Instructions to follow
Scan the listing that follows and report how many lines contain "fuerit". Write the number alone.

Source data
--- BEGIN ---

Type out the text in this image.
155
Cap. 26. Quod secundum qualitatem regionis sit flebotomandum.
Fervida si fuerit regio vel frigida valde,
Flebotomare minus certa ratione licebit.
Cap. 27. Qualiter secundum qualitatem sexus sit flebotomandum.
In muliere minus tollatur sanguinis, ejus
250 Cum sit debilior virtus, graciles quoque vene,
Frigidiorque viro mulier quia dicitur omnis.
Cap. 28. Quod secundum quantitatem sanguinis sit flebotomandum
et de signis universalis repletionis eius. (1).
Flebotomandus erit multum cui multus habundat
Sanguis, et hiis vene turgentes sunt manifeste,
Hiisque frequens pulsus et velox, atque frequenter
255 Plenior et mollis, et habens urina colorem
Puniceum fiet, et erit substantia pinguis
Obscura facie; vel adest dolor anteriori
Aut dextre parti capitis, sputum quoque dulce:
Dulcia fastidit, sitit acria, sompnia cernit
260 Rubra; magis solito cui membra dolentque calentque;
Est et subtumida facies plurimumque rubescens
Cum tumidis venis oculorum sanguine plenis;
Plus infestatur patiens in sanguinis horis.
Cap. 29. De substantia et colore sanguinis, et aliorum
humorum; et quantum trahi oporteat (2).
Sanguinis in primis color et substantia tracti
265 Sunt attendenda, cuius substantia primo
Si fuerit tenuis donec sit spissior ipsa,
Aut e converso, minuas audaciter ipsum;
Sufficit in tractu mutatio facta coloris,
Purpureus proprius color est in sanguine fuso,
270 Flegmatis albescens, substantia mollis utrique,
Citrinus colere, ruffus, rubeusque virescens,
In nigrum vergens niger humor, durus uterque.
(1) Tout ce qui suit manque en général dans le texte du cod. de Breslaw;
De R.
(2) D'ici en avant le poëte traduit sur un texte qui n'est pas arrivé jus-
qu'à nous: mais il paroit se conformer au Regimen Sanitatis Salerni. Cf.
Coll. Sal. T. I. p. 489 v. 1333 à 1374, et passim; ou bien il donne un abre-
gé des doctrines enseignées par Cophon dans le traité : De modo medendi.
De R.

--- END ---

Task response
2